** start of THE INPUT **
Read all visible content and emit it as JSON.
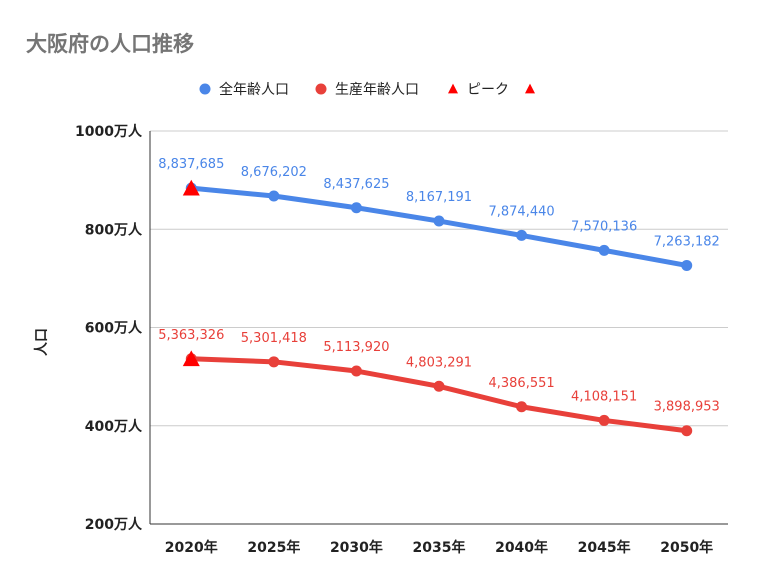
{
  "chart_data": {
    "type": "line",
    "title": "大阪府の人口推移",
    "xlabel": "",
    "ylabel": "人口",
    "categories": [
      "2020年",
      "2025年",
      "2030年",
      "2035年",
      "2040年",
      "2045年",
      "2050年"
    ],
    "ylim": [
      200,
      1000
    ],
    "yticks": [
      {
        "value": 1000,
        "label": "1000万人"
      },
      {
        "value": 800,
        "label": "800万人"
      },
      {
        "value": 600,
        "label": "600万人"
      },
      {
        "value": 400,
        "label": "400万人"
      },
      {
        "value": 200,
        "label": "200万人"
      }
    ],
    "series": [
      {
        "name": "全年齢人口",
        "color": "#4a86e8",
        "values": [
          8837685,
          8676202,
          8437625,
          8167191,
          7874440,
          7570136,
          7263182
        ],
        "labels": [
          "8,837,685",
          "8,676,202",
          "8,437,625",
          "8,167,191",
          "7,874,440",
          "7,570,136",
          "7,263,182"
        ]
      },
      {
        "name": "生産年齢人口",
        "color": "#e8403a",
        "values": [
          5363326,
          5301418,
          5113920,
          4803291,
          4386551,
          4108151,
          3898953
        ],
        "labels": [
          "5,363,326",
          "5,301,418",
          "5,113,920",
          "4,803,291",
          "4,386,551",
          "4,108,151",
          "3,898,953"
        ]
      }
    ],
    "peak_markers": [
      {
        "name": "ピーク",
        "category": "2020年",
        "value": 8837685,
        "color": "#ff0000"
      },
      {
        "name": "",
        "category": "2020年",
        "value": 5363326,
        "color": "#ff0000"
      }
    ],
    "legend": [
      "全年齢人口",
      "生産年齢人口",
      "ピーク",
      ""
    ],
    "legend_position": "top",
    "grid": true
  }
}
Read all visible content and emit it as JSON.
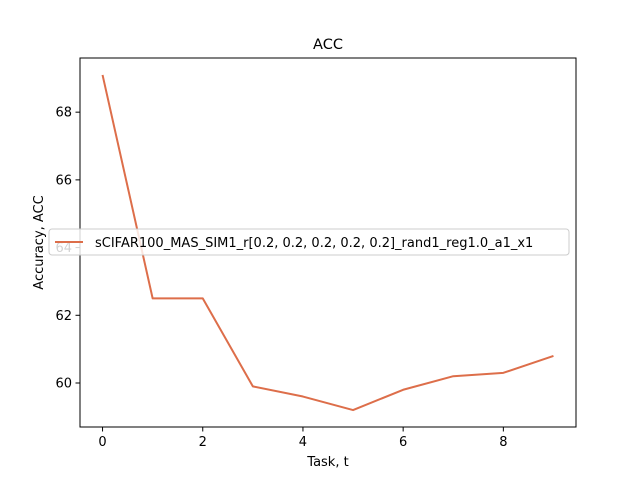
{
  "chart_data": {
    "type": "line",
    "title": "ACC",
    "xlabel": "Task, t",
    "ylabel": "Accuracy, ACC",
    "xlim": [
      -0.45,
      9.45
    ],
    "ylim": [
      58.7,
      69.6
    ],
    "xticks": [
      0,
      2,
      4,
      6,
      8
    ],
    "yticks": [
      60,
      62,
      64,
      66,
      68
    ],
    "grid": false,
    "legend_position": "center-left",
    "series": [
      {
        "name": "sCIFAR100_MAS_SIM1_r[0.2, 0.2, 0.2, 0.2, 0.2]_rand1_reg1.0_a1_x1",
        "color": "#dd6e4a",
        "x": [
          0,
          1,
          2,
          3,
          4,
          5,
          6,
          7,
          8,
          9
        ],
        "y": [
          69.1,
          62.5,
          62.5,
          59.9,
          59.6,
          59.2,
          59.8,
          60.2,
          60.3,
          60.8
        ]
      }
    ]
  }
}
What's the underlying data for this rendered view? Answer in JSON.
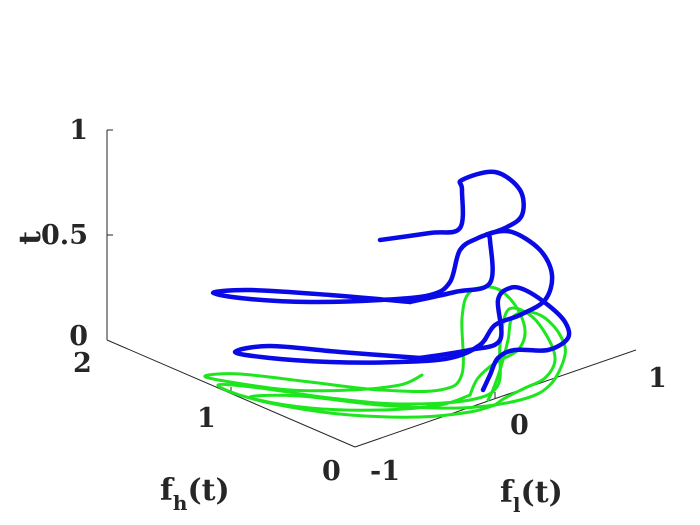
{
  "chart_data": {
    "type": "line3d",
    "title": "",
    "zlabel": "t",
    "xlabel": {
      "text": "f",
      "sub": "h",
      "suffix": "(t)"
    },
    "ylabel": {
      "text": "f",
      "sub": "l",
      "suffix": "(t)"
    },
    "xlim": [
      0,
      2
    ],
    "ylim": [
      -1,
      1
    ],
    "zlim": [
      0,
      1
    ],
    "xticks": [
      "0",
      "1",
      "2"
    ],
    "yticks": [
      "-1",
      "0",
      "1"
    ],
    "zticks": [
      "0",
      "0.5",
      "1"
    ],
    "grid": false,
    "colors": {
      "trajectory": "#0a0ae6",
      "projection": "#1ee61e"
    },
    "series": [
      {
        "kind": "trajectory",
        "t": 1.0
      },
      {
        "kind": "trajectory",
        "t": 0.7
      },
      {
        "kind": "trajectory",
        "t": 0.45
      },
      {
        "kind": "trajectory",
        "t": 0.15
      },
      {
        "kind": "projection",
        "t": 1.0
      },
      {
        "kind": "projection",
        "t": 0.7
      },
      {
        "kind": "projection",
        "t": 0.45
      },
      {
        "kind": "projection",
        "t": 0.15
      }
    ]
  }
}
** end of THE INPUT **
TO BE DONE |
Set down the material exactly, every line of it, except for the pictures.

FULL ANSWER |
Read all visible content and emit it as JSON.
{
  "chart_data": {
    "type": "line",
    "title": "大阪府の人口推移",
    "xlabel": "",
    "ylabel": "人口",
    "categories": [
      "2020年",
      "2025年",
      "2030年",
      "2035年",
      "2040年",
      "2045年",
      "2050年"
    ],
    "ylim": [
      200,
      1000
    ],
    "yticks": [
      {
        "value": 1000,
        "label": "1000万人"
      },
      {
        "value": 800,
        "label": "800万人"
      },
      {
        "value": 600,
        "label": "600万人"
      },
      {
        "value": 400,
        "label": "400万人"
      },
      {
        "value": 200,
        "label": "200万人"
      }
    ],
    "series": [
      {
        "name": "全年齢人口",
        "color": "#4a86e8",
        "values": [
          8837685,
          8676202,
          8437625,
          8167191,
          7874440,
          7570136,
          7263182
        ],
        "labels": [
          "8,837,685",
          "8,676,202",
          "8,437,625",
          "8,167,191",
          "7,874,440",
          "7,570,136",
          "7,263,182"
        ]
      },
      {
        "name": "生産年齢人口",
        "color": "#e8403a",
        "values": [
          5363326,
          5301418,
          5113920,
          4803291,
          4386551,
          4108151,
          3898953
        ],
        "labels": [
          "5,363,326",
          "5,301,418",
          "5,113,920",
          "4,803,291",
          "4,386,551",
          "4,108,151",
          "3,898,953"
        ]
      }
    ],
    "peak_markers": [
      {
        "name": "ピーク",
        "category": "2020年",
        "value": 8837685,
        "color": "#ff0000"
      },
      {
        "name": "",
        "category": "2020年",
        "value": 5363326,
        "color": "#ff0000"
      }
    ],
    "legend": [
      "全年齢人口",
      "生産年齢人口",
      "ピーク",
      ""
    ],
    "legend_position": "top",
    "grid": true
  }
}
Read all visible content and emit it as JSON.
{
  "chart_data": {
    "type": "line",
    "title": "ACC",
    "xlabel": "Task, t",
    "ylabel": "Accuracy, ACC",
    "xlim": [
      -0.45,
      9.45
    ],
    "ylim": [
      58.7,
      69.6
    ],
    "xticks": [
      0,
      2,
      4,
      6,
      8
    ],
    "yticks": [
      60,
      62,
      64,
      66,
      68
    ],
    "grid": false,
    "legend_position": "center-left",
    "series": [
      {
        "name": "sCIFAR100_MAS_SIM1_r[0.2, 0.2, 0.2, 0.2, 0.2]_rand1_reg1.0_a1_x1",
        "color": "#dd6e4a",
        "x": [
          0,
          1,
          2,
          3,
          4,
          5,
          6,
          7,
          8,
          9
        ],
        "y": [
          69.1,
          62.5,
          62.5,
          59.9,
          59.6,
          59.2,
          59.8,
          60.2,
          60.3,
          60.8
        ]
      }
    ]
  }
}
What's the underlying data for this rendered view? Answer in JSON.
{
  "chart_data": {
    "type": "line3d",
    "title": "",
    "zlabel": "t",
    "xlabel": {
      "text": "f",
      "sub": "h",
      "suffix": "(t)"
    },
    "ylabel": {
      "text": "f",
      "sub": "l",
      "suffix": "(t)"
    },
    "xlim": [
      0,
      2
    ],
    "ylim": [
      -1,
      1
    ],
    "zlim": [
      0,
      1
    ],
    "xticks": [
      "0",
      "1",
      "2"
    ],
    "yticks": [
      "-1",
      "0",
      "1"
    ],
    "zticks": [
      "0",
      "0.5",
      "1"
    ],
    "grid": false,
    "colors": {
      "trajectory": "#0a0ae6",
      "projection": "#1ee61e"
    },
    "series": [
      {
        "kind": "trajectory",
        "t": 1.0
      },
      {
        "kind": "trajectory",
        "t": 0.7
      },
      {
        "kind": "trajectory",
        "t": 0.45
      },
      {
        "kind": "trajectory",
        "t": 0.15
      },
      {
        "kind": "projection",
        "t": 1.0
      },
      {
        "kind": "projection",
        "t": 0.7
      },
      {
        "kind": "projection",
        "t": 0.45
      },
      {
        "kind": "projection",
        "t": 0.15
      }
    ]
  }
}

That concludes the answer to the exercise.